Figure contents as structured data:

******

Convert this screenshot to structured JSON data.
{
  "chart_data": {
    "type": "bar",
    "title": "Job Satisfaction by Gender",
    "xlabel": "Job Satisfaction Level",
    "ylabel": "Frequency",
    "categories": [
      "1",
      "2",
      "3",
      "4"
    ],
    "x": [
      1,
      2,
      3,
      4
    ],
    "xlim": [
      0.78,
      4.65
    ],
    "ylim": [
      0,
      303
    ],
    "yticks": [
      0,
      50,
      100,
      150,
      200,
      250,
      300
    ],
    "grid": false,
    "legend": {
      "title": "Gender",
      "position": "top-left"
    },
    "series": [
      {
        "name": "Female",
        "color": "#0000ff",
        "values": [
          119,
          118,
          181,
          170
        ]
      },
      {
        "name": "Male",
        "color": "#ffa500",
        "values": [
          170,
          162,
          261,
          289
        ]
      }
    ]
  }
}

******

* Stated problem: Exactly reproduce every line of the data above.

* Output below:
Convert this screenshot to structured JSON data.
{
  "chart_data": {
    "type": "bar",
    "title": "Job Satisfaction by Gender",
    "xlabel": "Job Satisfaction Level",
    "ylabel": "Frequency",
    "categories": [
      "1",
      "2",
      "3",
      "4"
    ],
    "x": [
      1,
      2,
      3,
      4
    ],
    "xlim": [
      0.78,
      4.65
    ],
    "ylim": [
      0,
      303
    ],
    "yticks": [
      0,
      50,
      100,
      150,
      200,
      250,
      300
    ],
    "grid": false,
    "legend": {
      "title": "Gender",
      "position": "top-left"
    },
    "series": [
      {
        "name": "Female",
        "color": "#0000ff",
        "values": [
          119,
          118,
          181,
          170
        ]
      },
      {
        "name": "Male",
        "color": "#ffa500",
        "values": [
          170,
          162,
          261,
          289
        ]
      }
    ]
  }
}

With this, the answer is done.